• Exercise aim: Write out the whole listing again, exactly.
## START Listed records
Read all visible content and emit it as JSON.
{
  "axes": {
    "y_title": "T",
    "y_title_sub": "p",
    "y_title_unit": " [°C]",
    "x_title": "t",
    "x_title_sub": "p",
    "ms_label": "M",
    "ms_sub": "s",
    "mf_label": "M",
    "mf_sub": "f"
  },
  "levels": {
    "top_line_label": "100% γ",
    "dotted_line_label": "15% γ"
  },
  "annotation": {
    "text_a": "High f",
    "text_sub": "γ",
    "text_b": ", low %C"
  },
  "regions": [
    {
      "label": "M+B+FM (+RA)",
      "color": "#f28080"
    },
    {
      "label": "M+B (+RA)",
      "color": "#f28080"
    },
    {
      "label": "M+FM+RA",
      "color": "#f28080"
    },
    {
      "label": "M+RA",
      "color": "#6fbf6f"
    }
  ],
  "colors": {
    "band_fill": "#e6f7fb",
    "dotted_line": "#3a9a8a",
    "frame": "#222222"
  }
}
## END Listed records
• Answer for this exercise:
Read all visible content and emit it as JSON.
{
  "axes": {
    "y_title": "T",
    "y_title_sub": "p",
    "y_title_unit": " [°C]",
    "x_title": "t",
    "x_title_sub": "p",
    "ms_label": "M",
    "ms_sub": "s",
    "mf_label": "M",
    "mf_sub": "f"
  },
  "levels": {
    "top_line_label": "100% γ",
    "dotted_line_label": "15% γ"
  },
  "annotation": {
    "text_a": "High f",
    "text_sub": "γ",
    "text_b": ", low %C"
  },
  "regions": [
    {
      "label": "M+B+FM (+RA)",
      "color": "#f28080"
    },
    {
      "label": "M+B (+RA)",
      "color": "#f28080"
    },
    {
      "label": "M+FM+RA",
      "color": "#f28080"
    },
    {
      "label": "M+RA",
      "color": "#6fbf6f"
    }
  ],
  "colors": {
    "band_fill": "#e6f7fb",
    "dotted_line": "#3a9a8a",
    "frame": "#222222"
  }
}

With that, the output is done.